* _Directions for this task_: Review the lines that follow and copy each one that contains the word "detached".

★ ★ ★ ★ ★

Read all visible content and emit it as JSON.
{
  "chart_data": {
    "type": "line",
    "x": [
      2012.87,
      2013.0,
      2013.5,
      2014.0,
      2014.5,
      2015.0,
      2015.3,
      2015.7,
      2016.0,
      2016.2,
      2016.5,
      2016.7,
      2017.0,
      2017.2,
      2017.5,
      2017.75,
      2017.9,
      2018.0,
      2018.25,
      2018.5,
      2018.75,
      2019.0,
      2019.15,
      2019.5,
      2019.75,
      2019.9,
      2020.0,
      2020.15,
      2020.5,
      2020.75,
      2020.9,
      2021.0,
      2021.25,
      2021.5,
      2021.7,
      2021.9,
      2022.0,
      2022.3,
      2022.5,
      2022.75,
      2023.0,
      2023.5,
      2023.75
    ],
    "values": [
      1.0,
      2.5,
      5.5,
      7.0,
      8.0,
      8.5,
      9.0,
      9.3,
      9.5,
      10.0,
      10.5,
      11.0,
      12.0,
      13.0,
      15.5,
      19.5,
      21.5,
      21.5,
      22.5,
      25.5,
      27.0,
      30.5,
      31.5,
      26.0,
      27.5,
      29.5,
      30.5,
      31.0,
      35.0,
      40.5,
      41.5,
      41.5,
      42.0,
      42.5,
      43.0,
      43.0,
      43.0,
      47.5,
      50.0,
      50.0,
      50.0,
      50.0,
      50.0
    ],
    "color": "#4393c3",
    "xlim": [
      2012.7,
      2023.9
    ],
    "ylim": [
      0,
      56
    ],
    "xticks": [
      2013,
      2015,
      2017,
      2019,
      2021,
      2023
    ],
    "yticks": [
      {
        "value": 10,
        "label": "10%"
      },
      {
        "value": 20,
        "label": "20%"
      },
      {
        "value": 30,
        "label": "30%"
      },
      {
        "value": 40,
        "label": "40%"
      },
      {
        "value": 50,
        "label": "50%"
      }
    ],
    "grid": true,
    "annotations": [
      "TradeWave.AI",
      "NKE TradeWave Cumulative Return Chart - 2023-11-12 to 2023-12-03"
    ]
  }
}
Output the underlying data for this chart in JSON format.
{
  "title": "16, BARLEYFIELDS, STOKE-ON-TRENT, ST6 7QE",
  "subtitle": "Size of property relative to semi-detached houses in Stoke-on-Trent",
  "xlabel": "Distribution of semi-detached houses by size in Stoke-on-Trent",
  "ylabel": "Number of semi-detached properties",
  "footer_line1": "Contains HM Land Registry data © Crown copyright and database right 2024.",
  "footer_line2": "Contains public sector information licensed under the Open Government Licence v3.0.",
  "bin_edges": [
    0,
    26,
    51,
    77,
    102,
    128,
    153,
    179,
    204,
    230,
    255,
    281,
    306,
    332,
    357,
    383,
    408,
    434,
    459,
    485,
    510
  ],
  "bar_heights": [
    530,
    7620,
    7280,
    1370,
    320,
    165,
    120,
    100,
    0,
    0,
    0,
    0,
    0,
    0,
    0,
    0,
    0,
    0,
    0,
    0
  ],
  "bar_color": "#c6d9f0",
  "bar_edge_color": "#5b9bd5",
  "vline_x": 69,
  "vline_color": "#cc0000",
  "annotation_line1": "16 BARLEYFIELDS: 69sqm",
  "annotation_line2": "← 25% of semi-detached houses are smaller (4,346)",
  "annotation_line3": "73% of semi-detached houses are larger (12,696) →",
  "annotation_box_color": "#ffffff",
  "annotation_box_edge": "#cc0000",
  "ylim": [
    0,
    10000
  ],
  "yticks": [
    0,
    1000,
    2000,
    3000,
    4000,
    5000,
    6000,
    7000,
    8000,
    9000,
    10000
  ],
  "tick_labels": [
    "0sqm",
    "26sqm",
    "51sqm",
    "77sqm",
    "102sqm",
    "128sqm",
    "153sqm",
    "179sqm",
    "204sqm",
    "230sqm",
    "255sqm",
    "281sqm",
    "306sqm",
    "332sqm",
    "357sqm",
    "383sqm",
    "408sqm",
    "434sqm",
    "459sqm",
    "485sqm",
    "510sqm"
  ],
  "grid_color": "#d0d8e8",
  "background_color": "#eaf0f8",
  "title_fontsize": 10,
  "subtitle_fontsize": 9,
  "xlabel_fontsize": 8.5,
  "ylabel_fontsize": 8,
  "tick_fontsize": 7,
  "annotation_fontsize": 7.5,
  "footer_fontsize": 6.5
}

★ ★ ★ ★ ★

* _Solution to this exercise_:
  "subtitle": "Size of property relative to semi-detached houses in Stoke-on-Trent",
  "xlabel": "Distribution of semi-detached houses by size in Stoke-on-Trent",
  "ylabel": "Number of semi-detached properties",
  "annotation_line2": "← 25% of semi-detached houses are smaller (4,346)",
  "annotation_line3": "73% of semi-detached houses are larger (12,696) →",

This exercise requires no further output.